任务说明 »
请根据下方关于链表编码技巧的文本回答以下问题：
1. 遍历链表时，要先把head指针赋值给哪个局部变量？
2. Length函数中，count的初始值是多少？
3. ChangeToNull函数把*headRef设为什么值？

提供文本 »
☆ ☆ ☆ ☆
三、编码技巧

1、遍历链表

先将head指针赋值给一个局部变量current

//return the number of nodes in a list (while-loop version)

int Length(struct node* head)

{

	int count = 0;

	struct node* current = head;

	while (current != NULL)

	{

		count++;

		current = current->next;

	}

	return count;

}

当然也可以写为:

for (current = head; current != NULL; current = current->next) {}

2、通过传递reference pointer改变某个指针

看个例子:

//Change the passed in head pointer to be NULL

//Uses a reference pointer to access the caller's memory

void ChangeToNull(struct node** headRef)  //takes a pointer to the value of interest

{

	*headRef = NULL;	//use * to access the value of interest

}

void ChangeCaller()
☆ ☆ ☆ ☆
显示信息 »
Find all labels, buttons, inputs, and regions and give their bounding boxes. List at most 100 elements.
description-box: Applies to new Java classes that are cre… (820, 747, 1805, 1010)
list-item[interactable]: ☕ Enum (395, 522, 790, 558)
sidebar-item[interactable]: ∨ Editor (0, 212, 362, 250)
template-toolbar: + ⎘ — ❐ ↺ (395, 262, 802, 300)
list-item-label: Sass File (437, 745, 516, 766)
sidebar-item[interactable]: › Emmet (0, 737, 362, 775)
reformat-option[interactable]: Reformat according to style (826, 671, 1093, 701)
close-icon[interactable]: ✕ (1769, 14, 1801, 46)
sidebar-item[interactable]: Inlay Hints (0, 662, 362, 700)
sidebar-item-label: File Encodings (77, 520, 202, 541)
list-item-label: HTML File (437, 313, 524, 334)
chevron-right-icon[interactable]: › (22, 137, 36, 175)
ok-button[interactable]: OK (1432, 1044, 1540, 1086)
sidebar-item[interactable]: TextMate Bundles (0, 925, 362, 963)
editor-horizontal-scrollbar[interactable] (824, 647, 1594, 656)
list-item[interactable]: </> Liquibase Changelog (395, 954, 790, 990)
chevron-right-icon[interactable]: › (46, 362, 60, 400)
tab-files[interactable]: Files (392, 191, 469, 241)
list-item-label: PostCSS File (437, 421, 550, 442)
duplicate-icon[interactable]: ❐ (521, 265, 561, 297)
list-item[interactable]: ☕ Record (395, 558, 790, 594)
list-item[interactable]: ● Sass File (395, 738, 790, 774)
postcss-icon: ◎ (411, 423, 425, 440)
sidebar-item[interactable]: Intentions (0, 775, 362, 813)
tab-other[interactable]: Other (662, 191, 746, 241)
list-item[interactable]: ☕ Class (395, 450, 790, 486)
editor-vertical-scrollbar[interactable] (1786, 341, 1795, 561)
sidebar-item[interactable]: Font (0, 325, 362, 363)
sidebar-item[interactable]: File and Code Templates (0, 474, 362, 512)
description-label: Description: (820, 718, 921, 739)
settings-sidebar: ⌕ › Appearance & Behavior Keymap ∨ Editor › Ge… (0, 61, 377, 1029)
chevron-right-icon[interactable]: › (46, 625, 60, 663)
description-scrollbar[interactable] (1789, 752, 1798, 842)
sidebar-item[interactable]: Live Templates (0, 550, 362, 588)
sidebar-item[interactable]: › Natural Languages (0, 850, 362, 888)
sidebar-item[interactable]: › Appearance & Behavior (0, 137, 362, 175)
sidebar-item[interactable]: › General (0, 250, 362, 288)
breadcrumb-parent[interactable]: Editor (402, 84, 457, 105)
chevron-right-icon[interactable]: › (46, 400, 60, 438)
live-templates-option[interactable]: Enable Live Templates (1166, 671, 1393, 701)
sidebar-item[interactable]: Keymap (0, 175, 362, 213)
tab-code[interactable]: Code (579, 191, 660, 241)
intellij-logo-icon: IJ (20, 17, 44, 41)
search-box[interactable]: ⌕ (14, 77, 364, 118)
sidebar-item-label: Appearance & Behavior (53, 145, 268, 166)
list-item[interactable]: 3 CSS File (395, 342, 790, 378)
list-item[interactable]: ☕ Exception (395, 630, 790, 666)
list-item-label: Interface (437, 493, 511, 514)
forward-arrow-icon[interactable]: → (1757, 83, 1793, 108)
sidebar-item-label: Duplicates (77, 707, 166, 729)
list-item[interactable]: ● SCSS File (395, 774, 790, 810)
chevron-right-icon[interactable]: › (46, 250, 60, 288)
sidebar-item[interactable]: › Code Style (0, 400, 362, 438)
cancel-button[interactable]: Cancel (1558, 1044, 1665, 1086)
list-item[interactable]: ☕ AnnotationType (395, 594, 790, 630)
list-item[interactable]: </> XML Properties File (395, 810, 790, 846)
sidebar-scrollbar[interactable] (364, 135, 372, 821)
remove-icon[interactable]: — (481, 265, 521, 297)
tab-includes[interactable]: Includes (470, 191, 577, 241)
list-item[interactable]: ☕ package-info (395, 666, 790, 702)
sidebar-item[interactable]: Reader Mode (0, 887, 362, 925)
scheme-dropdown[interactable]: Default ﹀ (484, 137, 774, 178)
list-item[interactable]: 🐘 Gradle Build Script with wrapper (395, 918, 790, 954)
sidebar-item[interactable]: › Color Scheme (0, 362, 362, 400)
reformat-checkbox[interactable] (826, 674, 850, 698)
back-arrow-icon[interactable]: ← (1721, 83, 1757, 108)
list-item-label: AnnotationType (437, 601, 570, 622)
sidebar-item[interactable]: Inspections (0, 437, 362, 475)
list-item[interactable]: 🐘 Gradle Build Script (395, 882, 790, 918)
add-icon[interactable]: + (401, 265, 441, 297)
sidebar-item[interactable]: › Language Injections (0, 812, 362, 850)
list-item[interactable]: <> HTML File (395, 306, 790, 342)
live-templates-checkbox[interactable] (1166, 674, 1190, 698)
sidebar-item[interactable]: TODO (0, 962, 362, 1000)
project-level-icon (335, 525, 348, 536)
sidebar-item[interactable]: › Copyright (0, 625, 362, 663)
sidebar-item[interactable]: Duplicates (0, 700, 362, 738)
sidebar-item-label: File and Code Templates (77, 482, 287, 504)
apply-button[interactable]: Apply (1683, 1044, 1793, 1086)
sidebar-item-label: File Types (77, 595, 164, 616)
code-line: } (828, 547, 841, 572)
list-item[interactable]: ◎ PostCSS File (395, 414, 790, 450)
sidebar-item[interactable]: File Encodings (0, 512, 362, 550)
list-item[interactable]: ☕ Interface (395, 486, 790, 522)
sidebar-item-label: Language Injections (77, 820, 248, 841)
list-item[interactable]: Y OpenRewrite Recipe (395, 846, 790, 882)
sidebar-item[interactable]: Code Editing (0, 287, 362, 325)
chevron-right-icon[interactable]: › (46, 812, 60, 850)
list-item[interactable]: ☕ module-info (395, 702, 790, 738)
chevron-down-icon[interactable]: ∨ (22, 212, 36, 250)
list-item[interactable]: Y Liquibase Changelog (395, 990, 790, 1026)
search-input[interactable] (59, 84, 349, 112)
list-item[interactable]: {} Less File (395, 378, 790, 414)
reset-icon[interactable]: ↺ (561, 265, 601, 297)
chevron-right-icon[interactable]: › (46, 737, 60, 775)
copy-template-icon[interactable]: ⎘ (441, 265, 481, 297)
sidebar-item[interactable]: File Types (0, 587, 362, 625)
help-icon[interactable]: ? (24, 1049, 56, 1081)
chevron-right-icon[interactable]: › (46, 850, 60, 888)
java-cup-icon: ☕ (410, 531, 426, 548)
☆ ☆ ☆ ☆
任务答案 »
1. current
2. 0
3. NULL